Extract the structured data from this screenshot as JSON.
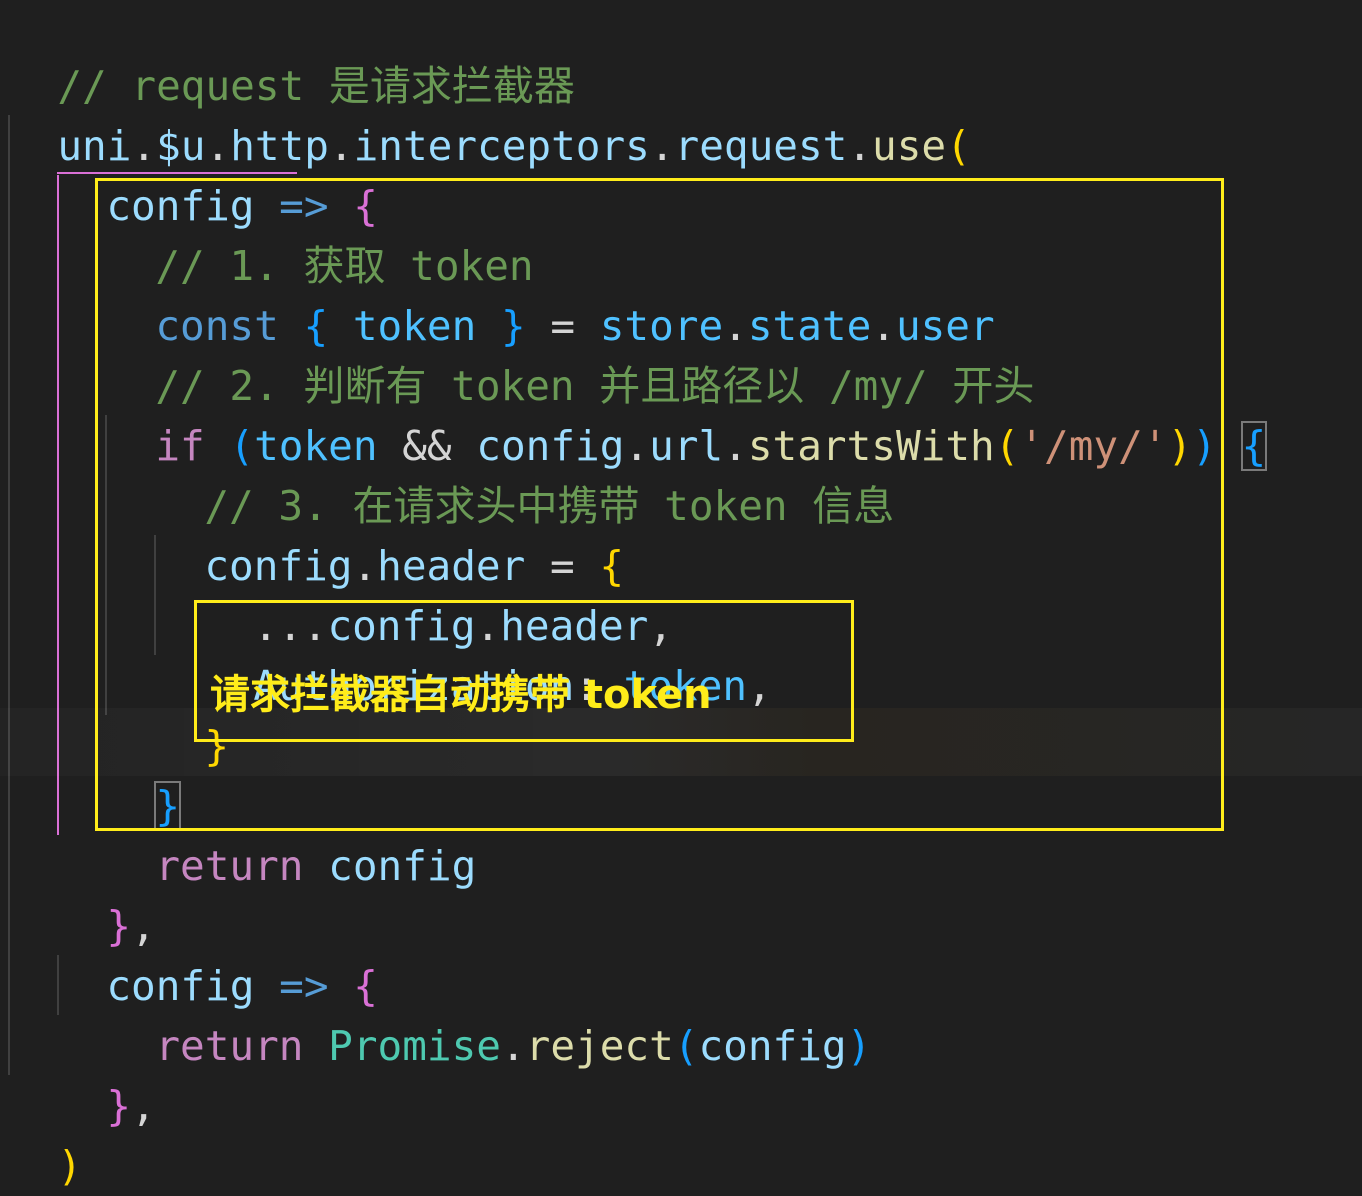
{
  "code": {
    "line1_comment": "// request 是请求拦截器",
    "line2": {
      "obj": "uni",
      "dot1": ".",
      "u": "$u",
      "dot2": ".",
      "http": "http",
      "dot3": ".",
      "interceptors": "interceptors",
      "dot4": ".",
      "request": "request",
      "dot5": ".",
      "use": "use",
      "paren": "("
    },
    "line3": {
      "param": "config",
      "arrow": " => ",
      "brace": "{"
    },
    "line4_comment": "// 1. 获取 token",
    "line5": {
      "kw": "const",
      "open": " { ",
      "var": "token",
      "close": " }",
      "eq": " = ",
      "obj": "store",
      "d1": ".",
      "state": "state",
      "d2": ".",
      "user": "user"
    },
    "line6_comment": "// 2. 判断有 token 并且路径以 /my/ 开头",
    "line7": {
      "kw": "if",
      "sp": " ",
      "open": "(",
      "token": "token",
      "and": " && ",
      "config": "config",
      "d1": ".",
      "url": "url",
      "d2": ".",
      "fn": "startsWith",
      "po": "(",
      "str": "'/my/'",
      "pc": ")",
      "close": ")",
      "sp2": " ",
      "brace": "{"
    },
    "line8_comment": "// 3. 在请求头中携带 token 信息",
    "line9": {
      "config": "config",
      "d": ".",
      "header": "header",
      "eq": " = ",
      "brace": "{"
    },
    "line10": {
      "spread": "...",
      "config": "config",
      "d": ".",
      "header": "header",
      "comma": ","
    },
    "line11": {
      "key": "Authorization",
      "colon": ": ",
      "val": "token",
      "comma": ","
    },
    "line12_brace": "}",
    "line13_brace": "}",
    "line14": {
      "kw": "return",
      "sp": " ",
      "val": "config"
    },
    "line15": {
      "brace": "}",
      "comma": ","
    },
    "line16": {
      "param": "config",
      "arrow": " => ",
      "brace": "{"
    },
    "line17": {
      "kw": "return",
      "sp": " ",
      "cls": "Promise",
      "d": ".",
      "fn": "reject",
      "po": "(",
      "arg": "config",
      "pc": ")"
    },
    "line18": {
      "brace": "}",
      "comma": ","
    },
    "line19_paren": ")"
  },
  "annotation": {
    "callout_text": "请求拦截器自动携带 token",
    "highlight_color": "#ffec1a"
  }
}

--

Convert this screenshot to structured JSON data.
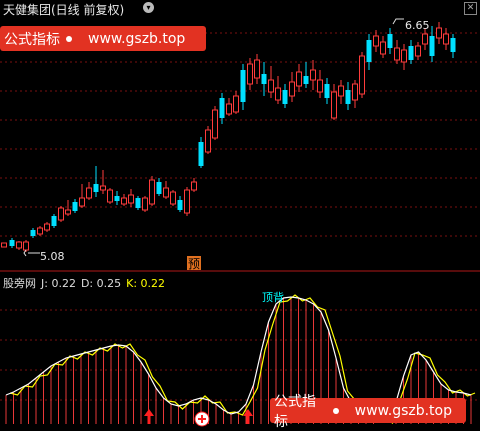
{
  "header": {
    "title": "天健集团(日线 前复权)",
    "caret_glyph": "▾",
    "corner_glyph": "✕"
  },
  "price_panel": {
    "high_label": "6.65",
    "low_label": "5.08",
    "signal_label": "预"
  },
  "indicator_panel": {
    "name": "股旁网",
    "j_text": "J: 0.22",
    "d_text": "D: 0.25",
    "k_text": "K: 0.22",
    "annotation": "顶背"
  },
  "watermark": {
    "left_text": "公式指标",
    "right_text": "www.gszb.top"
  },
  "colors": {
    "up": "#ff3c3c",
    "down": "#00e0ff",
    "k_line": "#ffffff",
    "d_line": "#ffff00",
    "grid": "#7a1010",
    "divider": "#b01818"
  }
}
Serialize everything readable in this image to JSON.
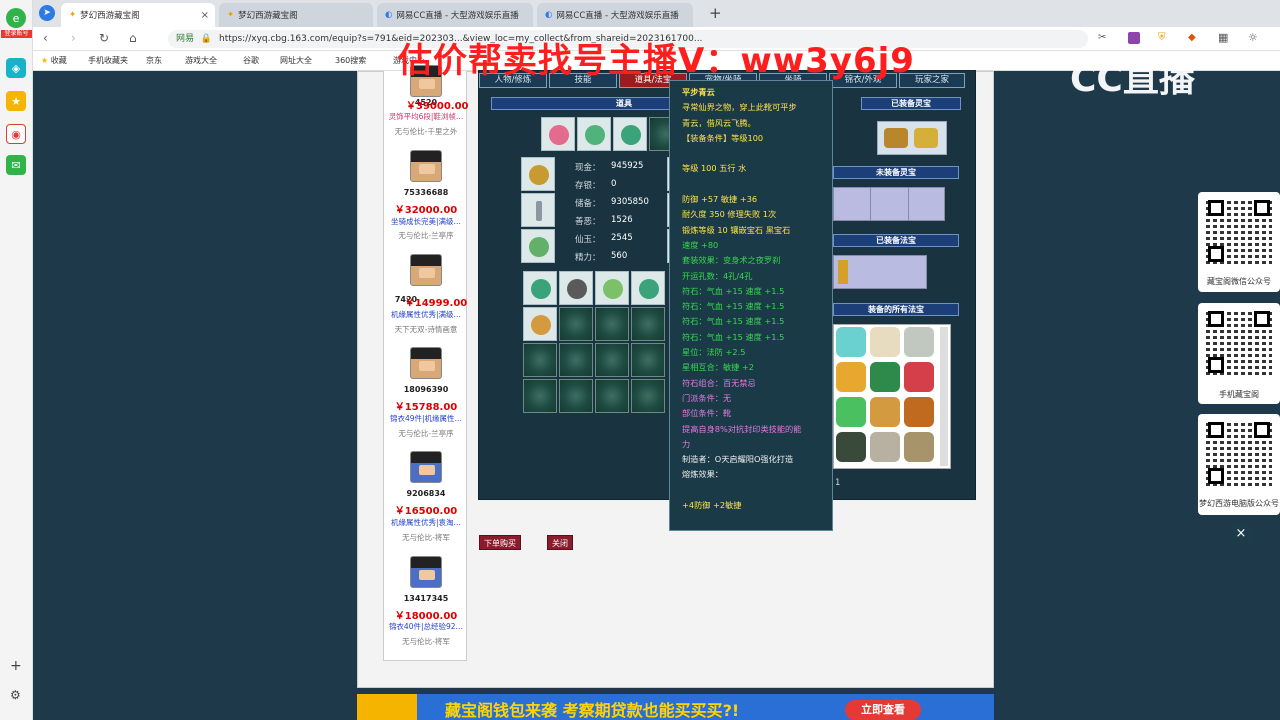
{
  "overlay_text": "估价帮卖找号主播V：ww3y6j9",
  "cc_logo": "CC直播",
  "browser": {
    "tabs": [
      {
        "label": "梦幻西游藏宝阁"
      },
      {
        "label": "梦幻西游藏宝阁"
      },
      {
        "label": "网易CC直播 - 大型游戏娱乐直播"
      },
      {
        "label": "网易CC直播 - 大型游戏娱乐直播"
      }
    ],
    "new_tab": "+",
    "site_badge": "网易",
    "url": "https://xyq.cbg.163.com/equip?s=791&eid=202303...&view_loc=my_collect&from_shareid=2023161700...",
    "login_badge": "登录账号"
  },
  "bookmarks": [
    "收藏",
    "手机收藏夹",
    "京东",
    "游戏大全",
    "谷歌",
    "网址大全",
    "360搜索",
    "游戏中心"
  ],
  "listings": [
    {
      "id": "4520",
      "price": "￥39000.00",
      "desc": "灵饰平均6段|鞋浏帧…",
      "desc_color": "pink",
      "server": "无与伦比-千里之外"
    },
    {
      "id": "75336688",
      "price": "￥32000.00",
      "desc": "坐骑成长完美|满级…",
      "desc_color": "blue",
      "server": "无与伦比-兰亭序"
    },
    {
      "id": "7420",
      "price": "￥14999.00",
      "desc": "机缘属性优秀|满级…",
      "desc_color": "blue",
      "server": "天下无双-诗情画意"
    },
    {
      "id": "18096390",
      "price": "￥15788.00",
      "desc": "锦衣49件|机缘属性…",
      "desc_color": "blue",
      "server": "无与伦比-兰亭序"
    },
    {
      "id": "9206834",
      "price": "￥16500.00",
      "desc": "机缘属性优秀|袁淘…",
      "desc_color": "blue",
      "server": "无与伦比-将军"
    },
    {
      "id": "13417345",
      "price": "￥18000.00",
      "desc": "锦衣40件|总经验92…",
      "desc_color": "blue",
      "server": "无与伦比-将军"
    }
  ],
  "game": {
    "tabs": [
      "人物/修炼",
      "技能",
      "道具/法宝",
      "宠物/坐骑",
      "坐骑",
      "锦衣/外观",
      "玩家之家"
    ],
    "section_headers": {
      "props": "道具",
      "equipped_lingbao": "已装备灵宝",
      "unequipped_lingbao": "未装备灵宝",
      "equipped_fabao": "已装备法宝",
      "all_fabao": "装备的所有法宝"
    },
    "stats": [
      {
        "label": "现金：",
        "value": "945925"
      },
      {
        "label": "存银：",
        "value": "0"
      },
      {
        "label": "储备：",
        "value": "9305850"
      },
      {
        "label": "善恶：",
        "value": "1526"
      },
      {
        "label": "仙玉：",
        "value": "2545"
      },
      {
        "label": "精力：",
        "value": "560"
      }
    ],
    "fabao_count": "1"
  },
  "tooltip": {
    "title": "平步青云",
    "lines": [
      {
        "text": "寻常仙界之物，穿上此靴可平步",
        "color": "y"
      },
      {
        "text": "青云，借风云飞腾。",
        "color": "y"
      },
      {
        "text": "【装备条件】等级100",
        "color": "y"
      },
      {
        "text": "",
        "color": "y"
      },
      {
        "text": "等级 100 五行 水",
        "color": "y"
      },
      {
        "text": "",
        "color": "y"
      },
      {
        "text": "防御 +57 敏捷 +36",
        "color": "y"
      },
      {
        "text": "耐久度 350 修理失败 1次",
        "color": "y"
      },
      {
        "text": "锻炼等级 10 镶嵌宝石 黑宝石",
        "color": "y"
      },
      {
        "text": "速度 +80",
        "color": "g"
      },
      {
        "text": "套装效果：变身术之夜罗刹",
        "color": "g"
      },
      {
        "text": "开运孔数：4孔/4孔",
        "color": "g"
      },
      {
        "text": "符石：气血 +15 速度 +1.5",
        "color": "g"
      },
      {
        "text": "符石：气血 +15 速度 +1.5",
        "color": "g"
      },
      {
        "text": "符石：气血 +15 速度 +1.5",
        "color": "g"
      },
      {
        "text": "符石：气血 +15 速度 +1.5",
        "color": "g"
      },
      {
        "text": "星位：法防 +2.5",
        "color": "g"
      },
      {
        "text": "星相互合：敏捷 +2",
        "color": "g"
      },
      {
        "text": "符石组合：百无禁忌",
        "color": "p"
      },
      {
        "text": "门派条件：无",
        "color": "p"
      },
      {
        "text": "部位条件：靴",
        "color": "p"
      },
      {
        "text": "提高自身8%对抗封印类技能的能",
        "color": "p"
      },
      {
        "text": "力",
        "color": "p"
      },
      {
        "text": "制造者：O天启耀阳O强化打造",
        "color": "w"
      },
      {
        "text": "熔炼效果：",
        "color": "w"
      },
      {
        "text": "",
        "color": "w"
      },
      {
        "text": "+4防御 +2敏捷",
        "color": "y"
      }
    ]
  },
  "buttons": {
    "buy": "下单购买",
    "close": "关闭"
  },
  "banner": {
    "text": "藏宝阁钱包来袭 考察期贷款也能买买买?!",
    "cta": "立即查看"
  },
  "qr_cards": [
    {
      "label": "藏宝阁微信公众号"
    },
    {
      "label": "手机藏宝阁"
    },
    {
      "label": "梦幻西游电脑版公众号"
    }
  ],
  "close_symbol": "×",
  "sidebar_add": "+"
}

**What to do:** Provide the number of lines in the entries that include "data", and no other text.

**Solution to this task:** 2